--- Stated task ---
Find every line in the records below that holds the word "vaccines", and copy each one.

────

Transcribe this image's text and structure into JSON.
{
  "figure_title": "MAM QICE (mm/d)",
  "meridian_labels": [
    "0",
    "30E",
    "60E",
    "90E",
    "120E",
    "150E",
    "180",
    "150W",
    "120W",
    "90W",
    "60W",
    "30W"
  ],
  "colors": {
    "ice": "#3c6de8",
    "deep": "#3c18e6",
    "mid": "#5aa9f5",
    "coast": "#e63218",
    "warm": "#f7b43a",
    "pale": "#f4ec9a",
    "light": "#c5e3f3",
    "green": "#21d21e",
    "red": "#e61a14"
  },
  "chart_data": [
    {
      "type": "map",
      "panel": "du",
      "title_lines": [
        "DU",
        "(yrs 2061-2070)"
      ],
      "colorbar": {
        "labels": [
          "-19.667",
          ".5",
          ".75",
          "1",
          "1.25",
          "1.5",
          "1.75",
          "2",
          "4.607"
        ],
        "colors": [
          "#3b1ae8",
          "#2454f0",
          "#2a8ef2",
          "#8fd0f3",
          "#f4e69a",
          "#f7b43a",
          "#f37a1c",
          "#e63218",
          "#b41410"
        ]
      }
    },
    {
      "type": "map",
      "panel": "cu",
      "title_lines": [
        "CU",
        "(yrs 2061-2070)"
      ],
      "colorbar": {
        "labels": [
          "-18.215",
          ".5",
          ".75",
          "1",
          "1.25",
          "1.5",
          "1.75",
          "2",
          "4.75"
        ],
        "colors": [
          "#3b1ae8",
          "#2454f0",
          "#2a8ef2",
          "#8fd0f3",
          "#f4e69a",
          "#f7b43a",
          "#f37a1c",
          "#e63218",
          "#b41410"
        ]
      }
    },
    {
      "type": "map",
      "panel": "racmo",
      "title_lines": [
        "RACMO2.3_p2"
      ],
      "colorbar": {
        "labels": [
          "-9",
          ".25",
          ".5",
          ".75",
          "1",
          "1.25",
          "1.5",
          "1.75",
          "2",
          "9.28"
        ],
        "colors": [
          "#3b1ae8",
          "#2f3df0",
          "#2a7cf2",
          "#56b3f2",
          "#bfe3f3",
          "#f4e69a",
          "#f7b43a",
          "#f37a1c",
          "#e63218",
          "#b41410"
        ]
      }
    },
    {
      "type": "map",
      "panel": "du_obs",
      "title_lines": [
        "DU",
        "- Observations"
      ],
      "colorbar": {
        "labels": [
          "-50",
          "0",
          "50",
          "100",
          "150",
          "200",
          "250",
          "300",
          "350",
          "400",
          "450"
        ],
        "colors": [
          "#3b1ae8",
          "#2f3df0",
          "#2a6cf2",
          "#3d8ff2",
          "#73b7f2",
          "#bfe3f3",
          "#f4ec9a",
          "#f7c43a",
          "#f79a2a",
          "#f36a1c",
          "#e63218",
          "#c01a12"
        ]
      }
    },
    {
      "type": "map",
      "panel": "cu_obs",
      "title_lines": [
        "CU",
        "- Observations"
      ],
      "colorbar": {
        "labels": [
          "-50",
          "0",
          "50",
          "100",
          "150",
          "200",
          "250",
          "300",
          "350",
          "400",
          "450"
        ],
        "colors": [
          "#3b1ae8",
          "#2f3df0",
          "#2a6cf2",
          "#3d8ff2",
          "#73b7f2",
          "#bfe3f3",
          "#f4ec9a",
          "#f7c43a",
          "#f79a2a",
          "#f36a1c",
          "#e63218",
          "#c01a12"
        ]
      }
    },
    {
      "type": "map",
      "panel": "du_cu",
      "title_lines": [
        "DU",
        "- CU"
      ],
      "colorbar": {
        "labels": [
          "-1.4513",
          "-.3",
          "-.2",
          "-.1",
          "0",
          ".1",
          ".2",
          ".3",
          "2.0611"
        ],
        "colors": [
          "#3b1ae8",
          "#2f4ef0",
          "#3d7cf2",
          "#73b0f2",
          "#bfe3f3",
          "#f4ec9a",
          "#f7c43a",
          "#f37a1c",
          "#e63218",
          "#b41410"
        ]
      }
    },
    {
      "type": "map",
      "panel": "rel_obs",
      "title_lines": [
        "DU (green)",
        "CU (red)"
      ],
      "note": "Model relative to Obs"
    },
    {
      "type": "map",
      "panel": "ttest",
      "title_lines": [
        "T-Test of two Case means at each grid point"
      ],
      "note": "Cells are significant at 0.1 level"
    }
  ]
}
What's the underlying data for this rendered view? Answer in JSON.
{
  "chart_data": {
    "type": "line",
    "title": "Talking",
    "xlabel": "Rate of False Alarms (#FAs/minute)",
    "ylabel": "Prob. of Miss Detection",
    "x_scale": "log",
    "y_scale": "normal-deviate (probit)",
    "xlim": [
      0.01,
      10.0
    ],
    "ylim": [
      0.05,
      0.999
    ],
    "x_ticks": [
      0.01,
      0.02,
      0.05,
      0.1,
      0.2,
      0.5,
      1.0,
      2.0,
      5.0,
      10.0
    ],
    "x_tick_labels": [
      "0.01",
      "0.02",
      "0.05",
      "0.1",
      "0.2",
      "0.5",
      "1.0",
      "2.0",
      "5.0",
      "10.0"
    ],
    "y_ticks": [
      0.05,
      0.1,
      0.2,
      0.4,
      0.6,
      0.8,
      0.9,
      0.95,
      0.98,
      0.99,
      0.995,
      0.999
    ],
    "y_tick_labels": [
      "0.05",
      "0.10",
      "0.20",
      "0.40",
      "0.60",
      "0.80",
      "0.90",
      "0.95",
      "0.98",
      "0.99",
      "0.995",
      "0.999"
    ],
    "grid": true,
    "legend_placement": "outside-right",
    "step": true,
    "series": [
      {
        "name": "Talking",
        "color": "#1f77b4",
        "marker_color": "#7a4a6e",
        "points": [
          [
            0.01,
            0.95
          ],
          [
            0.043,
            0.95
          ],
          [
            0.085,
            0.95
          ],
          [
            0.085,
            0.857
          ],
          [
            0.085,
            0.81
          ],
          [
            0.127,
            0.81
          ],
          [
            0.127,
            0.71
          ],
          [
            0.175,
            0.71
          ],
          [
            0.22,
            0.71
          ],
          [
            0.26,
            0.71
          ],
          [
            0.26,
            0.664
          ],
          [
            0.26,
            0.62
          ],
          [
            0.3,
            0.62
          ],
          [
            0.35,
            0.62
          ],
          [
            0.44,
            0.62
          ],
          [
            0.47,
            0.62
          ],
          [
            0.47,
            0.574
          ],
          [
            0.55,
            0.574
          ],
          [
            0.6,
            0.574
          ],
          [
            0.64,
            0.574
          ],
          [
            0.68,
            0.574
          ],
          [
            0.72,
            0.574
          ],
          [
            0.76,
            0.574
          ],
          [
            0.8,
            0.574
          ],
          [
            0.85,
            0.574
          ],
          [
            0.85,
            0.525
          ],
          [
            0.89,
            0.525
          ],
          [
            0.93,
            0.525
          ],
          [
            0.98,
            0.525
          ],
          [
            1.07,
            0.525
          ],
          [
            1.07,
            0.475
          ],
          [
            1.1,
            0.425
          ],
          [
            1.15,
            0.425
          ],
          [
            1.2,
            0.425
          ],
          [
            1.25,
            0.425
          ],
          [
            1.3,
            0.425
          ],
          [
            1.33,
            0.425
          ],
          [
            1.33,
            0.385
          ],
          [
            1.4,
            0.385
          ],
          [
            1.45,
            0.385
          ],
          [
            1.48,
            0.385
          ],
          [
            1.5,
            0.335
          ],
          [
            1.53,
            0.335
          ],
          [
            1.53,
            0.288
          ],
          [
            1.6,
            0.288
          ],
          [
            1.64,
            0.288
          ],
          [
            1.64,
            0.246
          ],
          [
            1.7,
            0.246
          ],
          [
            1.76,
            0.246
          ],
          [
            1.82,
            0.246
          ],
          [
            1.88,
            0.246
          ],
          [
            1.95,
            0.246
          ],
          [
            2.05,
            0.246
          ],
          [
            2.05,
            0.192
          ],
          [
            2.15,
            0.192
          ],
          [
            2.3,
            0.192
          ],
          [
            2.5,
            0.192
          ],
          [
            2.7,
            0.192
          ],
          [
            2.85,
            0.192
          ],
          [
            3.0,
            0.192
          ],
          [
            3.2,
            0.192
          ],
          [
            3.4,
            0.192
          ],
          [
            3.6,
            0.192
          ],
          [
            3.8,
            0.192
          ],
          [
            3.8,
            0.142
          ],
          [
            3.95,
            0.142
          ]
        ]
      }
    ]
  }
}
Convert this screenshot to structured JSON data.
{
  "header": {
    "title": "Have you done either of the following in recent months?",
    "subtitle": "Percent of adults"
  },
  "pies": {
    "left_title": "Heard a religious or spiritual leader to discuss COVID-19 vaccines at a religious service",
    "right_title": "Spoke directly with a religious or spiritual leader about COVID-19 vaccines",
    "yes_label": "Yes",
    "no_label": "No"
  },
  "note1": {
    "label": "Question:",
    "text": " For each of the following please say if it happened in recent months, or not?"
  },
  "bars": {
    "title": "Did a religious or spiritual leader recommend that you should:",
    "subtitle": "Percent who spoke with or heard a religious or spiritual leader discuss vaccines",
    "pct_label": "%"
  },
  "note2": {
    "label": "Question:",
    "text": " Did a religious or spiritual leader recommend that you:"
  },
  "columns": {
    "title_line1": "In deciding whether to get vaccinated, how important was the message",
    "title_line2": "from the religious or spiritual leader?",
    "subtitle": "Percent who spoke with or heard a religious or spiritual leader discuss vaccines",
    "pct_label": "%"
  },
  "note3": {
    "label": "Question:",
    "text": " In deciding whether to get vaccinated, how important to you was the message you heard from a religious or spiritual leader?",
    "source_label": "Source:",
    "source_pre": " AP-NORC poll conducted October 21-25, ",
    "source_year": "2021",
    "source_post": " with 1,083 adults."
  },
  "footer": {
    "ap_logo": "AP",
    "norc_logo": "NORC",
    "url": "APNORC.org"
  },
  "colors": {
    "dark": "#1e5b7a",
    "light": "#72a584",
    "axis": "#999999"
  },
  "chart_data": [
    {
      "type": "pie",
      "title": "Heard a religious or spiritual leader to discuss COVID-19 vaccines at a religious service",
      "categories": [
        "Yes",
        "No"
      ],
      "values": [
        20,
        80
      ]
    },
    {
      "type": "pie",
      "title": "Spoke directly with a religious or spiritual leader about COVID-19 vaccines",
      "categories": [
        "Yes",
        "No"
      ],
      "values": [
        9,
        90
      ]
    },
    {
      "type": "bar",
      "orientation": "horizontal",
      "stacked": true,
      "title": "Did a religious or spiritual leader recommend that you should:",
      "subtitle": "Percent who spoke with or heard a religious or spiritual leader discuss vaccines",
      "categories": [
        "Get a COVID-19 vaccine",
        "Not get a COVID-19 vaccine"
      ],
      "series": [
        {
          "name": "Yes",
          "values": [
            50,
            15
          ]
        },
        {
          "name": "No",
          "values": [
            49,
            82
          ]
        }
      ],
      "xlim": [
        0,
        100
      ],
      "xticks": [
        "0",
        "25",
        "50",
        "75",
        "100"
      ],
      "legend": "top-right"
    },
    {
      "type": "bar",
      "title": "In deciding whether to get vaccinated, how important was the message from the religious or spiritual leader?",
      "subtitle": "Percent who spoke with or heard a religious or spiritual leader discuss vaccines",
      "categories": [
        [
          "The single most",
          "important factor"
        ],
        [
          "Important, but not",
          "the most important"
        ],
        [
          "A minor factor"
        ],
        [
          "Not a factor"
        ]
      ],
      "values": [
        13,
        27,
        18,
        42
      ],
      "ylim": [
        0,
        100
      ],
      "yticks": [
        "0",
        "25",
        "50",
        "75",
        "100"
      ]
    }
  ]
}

────

--- Final answer ---
    "left_title": "Heard a religious or spiritual leader to discuss COVID-19 vaccines at a religious service",
    "right_title": "Spoke directly with a religious or spiritual leader about COVID-19 vaccines",
    "subtitle": "Percent who spoke with or heard a religious or spiritual leader discuss vaccines",
    "subtitle": "Percent who spoke with or heard a religious or spiritual leader discuss vaccines",
      "title": "Heard a religious or spiritual leader to discuss COVID-19 vaccines at a religious service",
      "title": "Spoke directly with a religious or spiritual leader about COVID-19 vaccines",
      "subtitle": "Percent who spoke with or heard a religious or spiritual leader discuss vaccines",
      "subtitle": "Percent who spoke with or heard a religious or spiritual leader discuss vaccines",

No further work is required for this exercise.